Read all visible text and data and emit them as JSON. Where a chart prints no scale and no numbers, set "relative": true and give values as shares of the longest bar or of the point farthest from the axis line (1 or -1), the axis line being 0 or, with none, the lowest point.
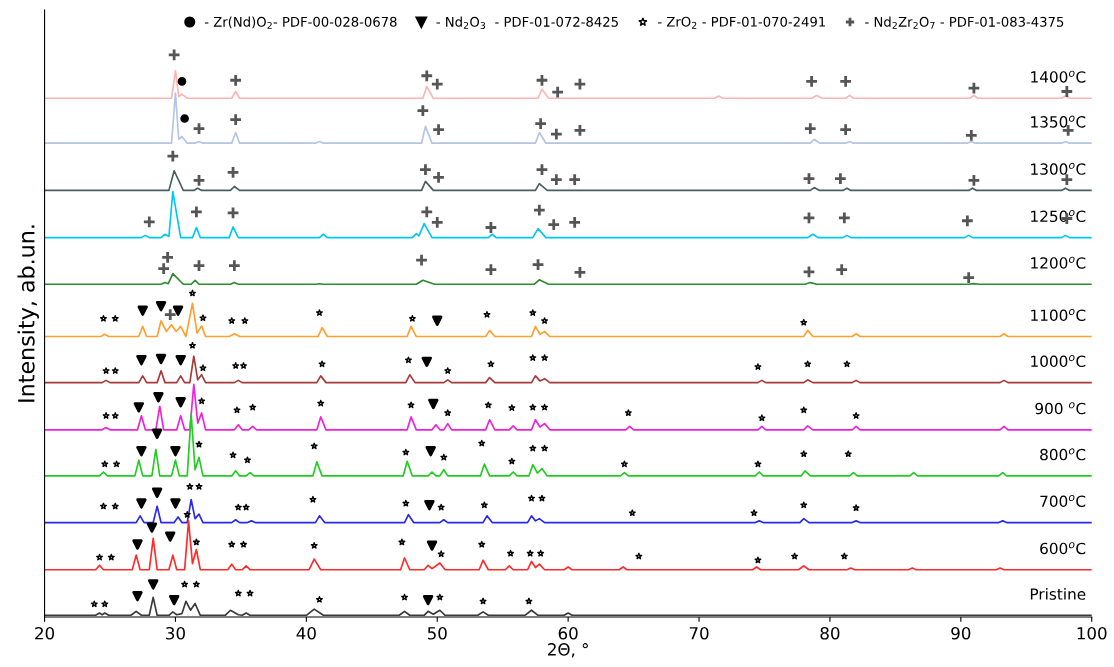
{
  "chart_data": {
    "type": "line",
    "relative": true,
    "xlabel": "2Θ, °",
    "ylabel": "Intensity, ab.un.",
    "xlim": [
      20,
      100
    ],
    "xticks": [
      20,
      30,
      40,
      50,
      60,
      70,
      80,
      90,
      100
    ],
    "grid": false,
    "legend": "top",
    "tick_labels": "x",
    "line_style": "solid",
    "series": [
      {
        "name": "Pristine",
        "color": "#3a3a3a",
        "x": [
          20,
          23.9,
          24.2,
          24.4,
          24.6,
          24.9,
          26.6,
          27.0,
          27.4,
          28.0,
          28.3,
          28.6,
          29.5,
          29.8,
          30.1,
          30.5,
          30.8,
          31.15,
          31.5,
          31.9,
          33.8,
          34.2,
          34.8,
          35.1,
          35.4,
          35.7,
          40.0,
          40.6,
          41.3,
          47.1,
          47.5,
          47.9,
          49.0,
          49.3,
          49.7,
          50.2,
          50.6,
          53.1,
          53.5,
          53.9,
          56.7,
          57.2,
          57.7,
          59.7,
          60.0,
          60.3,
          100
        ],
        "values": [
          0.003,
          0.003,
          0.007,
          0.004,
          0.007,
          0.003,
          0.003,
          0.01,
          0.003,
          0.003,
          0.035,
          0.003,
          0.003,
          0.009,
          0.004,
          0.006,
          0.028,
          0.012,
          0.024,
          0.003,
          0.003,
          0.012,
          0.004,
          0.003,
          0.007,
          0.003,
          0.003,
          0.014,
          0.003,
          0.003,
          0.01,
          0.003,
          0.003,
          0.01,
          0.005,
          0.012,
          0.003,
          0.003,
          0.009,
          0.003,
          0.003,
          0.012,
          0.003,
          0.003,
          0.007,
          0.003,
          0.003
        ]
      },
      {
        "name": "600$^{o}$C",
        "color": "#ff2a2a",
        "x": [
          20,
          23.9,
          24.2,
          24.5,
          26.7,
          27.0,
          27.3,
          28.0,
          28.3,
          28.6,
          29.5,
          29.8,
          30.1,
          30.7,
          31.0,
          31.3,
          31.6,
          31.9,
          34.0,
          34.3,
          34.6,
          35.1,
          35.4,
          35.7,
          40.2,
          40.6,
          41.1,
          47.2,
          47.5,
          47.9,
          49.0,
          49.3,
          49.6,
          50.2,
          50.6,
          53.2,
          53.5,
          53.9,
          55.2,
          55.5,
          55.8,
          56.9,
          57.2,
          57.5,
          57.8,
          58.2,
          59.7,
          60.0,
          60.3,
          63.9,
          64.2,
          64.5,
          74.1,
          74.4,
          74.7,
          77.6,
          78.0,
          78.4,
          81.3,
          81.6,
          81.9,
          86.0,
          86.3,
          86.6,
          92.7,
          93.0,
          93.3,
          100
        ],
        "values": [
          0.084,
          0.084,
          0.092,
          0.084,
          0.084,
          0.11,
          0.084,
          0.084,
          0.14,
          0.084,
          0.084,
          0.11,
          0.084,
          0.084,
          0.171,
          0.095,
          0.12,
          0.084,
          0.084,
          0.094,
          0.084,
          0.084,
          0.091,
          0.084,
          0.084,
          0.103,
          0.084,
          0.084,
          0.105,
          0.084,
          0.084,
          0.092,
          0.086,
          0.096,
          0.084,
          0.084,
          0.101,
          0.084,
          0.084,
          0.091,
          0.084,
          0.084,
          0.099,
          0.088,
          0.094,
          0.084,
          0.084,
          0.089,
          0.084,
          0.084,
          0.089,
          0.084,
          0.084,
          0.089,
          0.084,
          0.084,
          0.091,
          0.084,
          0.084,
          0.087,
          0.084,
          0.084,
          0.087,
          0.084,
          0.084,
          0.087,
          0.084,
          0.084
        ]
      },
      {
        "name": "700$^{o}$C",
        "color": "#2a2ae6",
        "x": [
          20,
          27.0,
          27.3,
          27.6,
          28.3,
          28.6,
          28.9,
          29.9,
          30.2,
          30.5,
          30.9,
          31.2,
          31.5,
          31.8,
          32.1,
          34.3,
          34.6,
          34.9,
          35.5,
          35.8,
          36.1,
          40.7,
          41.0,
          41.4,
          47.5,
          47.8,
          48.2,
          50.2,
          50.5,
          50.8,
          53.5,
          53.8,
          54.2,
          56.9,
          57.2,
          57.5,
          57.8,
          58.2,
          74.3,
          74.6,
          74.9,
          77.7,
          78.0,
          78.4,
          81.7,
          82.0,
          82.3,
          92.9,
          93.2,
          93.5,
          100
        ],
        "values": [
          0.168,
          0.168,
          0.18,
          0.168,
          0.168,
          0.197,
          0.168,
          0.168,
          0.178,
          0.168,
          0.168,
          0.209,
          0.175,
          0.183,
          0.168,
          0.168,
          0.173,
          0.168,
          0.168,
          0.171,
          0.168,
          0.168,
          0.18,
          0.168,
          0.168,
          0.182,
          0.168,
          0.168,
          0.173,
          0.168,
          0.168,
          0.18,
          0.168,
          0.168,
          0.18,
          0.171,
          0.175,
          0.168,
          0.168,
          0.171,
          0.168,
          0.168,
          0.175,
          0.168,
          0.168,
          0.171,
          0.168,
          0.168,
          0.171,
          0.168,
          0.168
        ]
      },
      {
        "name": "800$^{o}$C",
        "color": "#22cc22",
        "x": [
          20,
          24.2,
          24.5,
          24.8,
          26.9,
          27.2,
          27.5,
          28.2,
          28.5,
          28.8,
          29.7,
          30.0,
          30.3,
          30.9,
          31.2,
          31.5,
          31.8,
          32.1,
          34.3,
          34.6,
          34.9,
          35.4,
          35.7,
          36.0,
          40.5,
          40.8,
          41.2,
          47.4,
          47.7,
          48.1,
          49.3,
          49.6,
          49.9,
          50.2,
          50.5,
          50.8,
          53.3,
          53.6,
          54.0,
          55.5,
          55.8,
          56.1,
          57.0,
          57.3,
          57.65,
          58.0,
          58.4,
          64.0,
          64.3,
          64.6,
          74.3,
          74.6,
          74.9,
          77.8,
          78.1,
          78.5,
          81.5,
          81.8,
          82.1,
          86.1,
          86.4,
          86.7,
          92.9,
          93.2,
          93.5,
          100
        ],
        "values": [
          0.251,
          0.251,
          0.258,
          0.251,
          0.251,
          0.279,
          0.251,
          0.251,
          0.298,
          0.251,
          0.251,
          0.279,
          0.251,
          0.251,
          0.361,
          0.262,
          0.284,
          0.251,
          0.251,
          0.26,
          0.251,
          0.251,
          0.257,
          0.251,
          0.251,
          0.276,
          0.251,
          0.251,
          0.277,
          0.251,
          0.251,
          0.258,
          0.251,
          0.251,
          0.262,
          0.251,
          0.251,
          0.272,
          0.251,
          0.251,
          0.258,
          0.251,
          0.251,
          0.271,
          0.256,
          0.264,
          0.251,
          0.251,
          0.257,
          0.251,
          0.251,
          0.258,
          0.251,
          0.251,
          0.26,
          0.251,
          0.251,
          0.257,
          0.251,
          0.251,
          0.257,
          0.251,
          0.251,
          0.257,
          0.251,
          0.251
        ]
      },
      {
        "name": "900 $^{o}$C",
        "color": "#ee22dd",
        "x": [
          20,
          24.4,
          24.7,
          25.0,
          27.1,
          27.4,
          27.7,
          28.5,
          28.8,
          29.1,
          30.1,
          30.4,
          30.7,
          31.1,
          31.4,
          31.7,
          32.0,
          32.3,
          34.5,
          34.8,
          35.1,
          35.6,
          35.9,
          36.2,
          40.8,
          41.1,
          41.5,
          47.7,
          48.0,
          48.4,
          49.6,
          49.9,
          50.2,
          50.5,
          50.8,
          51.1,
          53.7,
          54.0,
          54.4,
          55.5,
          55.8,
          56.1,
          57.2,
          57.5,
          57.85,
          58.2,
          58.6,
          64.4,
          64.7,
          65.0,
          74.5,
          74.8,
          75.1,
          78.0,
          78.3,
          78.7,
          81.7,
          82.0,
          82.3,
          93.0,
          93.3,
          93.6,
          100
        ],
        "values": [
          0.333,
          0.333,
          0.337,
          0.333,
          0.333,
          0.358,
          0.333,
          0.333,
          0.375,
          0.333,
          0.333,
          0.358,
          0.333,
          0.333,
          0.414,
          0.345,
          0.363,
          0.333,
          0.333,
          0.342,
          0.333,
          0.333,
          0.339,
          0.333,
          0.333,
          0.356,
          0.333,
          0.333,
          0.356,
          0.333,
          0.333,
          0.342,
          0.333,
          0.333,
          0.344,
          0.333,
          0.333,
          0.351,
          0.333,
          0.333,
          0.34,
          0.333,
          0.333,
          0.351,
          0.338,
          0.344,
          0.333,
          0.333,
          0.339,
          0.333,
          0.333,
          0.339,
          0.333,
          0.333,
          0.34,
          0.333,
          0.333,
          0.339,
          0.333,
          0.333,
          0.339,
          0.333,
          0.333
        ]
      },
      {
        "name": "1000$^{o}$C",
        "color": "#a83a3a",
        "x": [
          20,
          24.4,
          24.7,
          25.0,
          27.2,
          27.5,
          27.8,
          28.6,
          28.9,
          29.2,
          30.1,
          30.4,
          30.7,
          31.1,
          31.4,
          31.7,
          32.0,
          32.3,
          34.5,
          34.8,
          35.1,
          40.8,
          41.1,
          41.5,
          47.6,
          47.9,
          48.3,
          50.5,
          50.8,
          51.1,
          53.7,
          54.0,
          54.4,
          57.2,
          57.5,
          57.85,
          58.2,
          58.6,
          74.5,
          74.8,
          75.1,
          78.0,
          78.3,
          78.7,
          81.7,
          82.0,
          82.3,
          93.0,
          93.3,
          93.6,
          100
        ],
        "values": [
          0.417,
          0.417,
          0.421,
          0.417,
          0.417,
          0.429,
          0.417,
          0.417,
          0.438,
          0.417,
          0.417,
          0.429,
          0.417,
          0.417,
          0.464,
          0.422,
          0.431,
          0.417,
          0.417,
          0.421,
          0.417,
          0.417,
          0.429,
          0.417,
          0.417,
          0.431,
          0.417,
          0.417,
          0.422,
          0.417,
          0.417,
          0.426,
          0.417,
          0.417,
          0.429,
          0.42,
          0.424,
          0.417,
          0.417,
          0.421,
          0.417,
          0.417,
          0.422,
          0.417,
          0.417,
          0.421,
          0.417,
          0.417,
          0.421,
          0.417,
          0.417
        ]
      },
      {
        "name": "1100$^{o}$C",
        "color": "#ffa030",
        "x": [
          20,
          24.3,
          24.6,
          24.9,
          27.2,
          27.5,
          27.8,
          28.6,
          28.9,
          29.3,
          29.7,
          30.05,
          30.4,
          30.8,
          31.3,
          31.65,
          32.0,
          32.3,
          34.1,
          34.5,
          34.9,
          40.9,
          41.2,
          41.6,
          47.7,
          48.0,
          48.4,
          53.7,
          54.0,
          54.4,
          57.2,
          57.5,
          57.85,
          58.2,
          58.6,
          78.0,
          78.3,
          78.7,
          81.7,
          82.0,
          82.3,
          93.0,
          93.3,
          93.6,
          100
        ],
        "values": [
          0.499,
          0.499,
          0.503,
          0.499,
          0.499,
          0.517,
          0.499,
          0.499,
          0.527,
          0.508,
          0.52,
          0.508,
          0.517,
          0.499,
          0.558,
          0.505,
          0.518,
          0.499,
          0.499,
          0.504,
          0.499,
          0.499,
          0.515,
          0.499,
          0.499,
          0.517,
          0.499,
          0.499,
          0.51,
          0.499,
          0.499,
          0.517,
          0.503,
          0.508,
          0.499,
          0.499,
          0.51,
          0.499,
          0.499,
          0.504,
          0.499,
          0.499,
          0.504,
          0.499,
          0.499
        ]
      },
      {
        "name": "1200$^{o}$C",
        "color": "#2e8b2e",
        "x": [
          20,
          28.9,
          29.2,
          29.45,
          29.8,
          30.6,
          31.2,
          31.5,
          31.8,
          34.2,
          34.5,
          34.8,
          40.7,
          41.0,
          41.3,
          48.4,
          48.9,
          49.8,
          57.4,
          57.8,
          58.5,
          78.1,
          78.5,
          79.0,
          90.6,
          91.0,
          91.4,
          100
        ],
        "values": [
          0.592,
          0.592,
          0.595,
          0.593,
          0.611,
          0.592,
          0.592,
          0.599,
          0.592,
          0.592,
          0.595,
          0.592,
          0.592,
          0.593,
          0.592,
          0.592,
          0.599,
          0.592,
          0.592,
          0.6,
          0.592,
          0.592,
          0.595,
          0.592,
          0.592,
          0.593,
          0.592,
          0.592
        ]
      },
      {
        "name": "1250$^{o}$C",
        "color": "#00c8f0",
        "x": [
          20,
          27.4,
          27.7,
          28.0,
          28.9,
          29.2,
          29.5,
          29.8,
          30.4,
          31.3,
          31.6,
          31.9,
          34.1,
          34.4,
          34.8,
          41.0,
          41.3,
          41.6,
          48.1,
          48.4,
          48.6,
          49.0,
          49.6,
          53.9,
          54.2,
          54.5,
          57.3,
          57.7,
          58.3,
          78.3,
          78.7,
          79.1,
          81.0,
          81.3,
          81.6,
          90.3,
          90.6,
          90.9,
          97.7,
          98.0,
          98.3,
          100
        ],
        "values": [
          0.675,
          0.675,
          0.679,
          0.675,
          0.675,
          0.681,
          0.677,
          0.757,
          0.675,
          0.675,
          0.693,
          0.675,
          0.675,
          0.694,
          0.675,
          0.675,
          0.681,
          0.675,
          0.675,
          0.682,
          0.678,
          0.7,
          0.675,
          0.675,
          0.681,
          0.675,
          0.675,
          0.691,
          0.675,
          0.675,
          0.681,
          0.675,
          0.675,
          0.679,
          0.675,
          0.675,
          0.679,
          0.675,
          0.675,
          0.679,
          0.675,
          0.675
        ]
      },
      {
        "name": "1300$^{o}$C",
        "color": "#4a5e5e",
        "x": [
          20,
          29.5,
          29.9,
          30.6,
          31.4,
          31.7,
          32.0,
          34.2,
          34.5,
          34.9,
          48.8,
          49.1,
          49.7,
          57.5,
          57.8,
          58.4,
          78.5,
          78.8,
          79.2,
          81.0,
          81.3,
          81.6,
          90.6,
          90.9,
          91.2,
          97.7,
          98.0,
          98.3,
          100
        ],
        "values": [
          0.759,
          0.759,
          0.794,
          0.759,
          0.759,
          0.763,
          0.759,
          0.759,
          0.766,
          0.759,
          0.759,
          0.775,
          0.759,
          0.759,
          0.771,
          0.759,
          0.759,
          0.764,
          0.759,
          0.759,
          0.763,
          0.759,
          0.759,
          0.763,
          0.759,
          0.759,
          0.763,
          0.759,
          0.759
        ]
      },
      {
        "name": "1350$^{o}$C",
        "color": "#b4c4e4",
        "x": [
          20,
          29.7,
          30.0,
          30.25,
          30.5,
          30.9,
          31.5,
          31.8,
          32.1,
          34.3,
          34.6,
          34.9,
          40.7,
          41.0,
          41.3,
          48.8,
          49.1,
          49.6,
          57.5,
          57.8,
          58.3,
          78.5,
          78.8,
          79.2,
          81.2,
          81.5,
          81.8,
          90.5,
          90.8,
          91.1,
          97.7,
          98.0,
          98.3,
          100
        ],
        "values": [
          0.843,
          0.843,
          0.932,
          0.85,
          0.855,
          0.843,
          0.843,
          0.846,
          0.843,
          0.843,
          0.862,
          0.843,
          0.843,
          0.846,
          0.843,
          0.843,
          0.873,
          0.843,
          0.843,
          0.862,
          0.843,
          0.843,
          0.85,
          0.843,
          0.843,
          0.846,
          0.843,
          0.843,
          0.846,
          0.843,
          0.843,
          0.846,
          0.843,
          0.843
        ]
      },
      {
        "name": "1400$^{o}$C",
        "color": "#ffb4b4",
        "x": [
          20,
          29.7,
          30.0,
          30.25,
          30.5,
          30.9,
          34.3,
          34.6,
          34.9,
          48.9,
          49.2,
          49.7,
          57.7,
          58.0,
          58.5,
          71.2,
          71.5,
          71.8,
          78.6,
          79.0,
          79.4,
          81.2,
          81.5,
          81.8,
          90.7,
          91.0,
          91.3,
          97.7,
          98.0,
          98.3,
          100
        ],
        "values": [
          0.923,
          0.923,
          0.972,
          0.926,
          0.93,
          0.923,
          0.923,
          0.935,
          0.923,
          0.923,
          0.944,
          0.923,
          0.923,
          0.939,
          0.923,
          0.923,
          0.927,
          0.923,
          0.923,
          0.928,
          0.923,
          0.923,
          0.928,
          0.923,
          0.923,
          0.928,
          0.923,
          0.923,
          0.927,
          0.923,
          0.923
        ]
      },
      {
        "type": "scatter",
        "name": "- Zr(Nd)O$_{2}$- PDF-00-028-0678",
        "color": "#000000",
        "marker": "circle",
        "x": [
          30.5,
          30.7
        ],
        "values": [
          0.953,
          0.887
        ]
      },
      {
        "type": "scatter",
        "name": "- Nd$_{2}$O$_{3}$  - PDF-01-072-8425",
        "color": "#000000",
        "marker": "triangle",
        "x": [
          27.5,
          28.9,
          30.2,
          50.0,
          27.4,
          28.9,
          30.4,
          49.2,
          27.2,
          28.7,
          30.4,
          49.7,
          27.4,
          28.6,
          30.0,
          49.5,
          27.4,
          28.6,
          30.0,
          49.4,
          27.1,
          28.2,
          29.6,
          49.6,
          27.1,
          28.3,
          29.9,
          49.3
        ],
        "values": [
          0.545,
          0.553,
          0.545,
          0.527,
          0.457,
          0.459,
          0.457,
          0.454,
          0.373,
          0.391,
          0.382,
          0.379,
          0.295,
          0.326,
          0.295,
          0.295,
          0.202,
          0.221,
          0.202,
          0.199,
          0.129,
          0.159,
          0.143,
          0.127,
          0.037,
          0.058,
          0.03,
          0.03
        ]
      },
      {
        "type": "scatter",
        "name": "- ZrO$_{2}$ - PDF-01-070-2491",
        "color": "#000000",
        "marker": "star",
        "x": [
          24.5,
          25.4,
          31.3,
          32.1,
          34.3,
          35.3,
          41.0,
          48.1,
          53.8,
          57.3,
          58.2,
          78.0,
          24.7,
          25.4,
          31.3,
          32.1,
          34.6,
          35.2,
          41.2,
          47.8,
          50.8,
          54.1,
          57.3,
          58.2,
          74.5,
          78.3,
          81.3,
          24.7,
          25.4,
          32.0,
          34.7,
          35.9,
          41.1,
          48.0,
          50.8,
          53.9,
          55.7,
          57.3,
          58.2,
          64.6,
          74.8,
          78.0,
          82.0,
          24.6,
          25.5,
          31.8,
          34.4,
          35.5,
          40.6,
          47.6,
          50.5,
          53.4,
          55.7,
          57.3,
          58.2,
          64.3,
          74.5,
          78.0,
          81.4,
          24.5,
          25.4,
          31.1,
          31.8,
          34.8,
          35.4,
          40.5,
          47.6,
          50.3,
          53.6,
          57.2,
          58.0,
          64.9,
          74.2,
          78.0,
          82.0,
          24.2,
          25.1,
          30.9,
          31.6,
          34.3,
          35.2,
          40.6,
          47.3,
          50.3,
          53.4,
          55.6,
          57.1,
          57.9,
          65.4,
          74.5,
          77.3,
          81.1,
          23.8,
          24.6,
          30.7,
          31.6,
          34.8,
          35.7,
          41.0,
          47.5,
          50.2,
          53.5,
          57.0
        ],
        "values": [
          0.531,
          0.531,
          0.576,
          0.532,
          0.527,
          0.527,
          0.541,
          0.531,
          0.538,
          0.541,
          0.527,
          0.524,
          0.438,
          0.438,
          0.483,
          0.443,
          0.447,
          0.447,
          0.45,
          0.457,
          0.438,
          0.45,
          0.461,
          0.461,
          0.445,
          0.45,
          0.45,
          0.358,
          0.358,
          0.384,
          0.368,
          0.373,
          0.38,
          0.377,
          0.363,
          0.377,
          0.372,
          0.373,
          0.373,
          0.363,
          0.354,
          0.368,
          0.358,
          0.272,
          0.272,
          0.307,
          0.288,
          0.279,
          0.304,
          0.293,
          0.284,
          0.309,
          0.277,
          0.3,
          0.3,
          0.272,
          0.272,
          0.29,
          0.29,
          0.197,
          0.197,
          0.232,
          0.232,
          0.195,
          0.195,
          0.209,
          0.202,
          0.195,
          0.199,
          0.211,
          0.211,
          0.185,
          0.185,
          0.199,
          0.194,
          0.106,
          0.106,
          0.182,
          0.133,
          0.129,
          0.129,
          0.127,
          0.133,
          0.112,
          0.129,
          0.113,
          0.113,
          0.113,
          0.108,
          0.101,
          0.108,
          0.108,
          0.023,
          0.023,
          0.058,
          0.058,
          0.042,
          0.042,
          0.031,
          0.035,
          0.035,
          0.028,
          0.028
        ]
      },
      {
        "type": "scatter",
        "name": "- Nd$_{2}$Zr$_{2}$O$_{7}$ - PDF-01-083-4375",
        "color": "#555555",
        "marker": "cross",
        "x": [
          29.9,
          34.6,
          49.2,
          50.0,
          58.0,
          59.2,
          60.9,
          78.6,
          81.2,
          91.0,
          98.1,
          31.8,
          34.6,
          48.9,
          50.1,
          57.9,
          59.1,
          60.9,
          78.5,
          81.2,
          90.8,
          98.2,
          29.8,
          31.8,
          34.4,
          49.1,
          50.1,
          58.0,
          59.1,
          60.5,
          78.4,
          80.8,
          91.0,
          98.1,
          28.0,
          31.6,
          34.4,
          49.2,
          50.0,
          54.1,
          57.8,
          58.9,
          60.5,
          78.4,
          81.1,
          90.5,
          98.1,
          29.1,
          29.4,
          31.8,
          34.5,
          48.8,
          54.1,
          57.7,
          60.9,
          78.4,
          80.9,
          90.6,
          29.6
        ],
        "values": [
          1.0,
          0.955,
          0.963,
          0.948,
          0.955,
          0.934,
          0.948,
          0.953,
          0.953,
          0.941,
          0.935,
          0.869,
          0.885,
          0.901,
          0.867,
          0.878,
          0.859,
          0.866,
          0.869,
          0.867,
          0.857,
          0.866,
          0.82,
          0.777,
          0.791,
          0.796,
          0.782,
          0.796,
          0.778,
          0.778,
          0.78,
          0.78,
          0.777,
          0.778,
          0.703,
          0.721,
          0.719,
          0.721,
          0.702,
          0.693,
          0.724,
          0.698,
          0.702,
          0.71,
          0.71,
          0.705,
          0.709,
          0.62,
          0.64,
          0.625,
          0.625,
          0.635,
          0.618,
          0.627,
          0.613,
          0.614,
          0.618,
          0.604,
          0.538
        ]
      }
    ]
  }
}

Objective → Give solely the number of lines in the data that contain the string "true".

Final result → 2